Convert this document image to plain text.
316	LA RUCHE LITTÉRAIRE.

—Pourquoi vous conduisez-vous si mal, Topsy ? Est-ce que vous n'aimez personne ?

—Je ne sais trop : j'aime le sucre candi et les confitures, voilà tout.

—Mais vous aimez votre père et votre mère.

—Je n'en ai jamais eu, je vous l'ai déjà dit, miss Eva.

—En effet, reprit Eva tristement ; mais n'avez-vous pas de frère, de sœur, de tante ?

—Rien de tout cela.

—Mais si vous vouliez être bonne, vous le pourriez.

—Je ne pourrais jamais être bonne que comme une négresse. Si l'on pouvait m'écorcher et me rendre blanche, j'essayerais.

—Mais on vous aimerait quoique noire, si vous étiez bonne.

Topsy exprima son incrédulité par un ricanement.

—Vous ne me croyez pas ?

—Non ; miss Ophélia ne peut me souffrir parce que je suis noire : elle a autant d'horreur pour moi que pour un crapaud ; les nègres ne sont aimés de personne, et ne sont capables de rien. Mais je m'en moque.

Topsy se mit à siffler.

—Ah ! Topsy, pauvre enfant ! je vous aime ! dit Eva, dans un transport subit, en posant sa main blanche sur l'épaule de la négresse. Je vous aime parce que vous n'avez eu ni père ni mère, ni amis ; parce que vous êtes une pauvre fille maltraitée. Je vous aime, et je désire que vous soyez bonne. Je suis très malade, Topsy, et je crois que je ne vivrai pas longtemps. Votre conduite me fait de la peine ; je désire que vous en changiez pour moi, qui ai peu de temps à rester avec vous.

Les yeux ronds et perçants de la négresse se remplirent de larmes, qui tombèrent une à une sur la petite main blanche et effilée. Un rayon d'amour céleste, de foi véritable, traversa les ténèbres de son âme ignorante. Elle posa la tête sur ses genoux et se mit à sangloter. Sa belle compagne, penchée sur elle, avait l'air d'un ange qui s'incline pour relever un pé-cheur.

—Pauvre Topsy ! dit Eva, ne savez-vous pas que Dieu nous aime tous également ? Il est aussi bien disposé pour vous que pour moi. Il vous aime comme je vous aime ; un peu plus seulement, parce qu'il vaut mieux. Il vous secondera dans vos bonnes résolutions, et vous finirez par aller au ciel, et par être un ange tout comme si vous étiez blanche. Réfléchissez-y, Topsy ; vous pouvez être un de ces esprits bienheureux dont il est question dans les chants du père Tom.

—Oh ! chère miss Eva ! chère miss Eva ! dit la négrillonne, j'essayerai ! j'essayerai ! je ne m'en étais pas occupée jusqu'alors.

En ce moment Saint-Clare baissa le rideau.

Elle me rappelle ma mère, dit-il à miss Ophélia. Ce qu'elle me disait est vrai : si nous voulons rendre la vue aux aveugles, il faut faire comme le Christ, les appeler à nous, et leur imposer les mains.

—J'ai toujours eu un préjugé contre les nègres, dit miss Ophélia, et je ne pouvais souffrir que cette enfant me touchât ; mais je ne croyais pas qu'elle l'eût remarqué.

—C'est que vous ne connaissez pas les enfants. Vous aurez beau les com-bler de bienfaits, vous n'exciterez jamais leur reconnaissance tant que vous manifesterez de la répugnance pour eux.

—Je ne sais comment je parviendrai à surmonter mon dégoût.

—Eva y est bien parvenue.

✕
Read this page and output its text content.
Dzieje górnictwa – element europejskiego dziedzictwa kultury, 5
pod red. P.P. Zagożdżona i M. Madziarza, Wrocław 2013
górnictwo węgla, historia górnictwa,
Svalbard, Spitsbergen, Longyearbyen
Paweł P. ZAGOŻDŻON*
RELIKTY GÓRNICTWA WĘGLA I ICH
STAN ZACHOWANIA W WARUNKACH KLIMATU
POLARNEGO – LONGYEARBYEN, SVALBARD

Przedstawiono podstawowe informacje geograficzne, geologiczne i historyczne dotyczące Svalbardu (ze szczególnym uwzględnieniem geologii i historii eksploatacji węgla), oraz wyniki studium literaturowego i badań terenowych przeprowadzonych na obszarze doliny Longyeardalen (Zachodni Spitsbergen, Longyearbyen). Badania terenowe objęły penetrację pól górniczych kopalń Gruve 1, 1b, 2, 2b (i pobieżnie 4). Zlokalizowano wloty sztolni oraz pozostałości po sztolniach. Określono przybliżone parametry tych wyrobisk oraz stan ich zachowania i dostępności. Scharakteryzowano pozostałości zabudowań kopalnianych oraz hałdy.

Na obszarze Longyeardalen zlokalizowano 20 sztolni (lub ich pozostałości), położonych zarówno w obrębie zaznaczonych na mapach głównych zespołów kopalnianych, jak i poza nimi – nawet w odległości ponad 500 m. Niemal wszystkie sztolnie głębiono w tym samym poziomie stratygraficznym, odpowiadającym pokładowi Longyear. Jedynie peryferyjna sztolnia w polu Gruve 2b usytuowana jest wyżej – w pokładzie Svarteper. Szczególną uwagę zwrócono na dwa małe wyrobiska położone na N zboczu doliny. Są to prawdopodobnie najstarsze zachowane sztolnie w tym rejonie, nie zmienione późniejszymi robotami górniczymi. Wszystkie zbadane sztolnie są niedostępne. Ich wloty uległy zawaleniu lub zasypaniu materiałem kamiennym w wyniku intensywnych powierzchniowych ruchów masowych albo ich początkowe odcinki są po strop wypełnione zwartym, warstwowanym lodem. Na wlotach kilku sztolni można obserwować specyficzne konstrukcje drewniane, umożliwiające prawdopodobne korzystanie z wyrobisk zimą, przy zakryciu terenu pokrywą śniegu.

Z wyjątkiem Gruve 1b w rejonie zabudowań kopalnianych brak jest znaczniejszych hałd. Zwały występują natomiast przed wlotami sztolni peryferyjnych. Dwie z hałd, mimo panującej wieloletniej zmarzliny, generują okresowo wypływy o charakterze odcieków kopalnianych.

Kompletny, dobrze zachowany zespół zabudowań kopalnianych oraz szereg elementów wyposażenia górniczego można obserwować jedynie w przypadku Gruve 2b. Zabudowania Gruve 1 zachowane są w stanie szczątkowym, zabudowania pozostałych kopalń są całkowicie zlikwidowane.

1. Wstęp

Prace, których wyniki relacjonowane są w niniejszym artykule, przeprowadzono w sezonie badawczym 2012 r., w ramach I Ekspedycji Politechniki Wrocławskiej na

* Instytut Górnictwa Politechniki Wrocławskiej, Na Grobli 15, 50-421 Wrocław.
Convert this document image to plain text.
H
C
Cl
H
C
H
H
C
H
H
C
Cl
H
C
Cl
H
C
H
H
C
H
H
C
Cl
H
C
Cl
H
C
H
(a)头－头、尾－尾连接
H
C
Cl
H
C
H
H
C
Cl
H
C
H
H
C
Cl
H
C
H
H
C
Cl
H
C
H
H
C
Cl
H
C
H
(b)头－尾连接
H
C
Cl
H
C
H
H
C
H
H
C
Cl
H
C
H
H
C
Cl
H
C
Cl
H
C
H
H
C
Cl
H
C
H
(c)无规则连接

+---+

YOUR TASK: Pull every line containing the word "nous" out of the material and copy it.

ANSWER TO THIS TASK:
—Pauvre Topsy ! dit Eva, ne savez-vous pas que Dieu nous aime tous également ? Il est aussi bien disposé pour vous que pour moi. Il vous aime comme je vous aime ; un peu plus seulement, parce qu'il vaut mieux. Il vous secondera dans vos bonnes résolutions, et vous finirez par aller au ciel, et par être un ange tout comme si vous étiez blanche. Réfléchissez-y, Topsy ; vous pouvez être un de ces esprits bienheureux dont il est question dans les chants du père Tom.
Elle me rappelle ma mère, dit-il à miss Ophélia. Ce qu'elle me disait est vrai : si nous voulons rendre la vue aux aveugles, il faut faire comme le Christ, les appeler à nous, et leur imposer les mains.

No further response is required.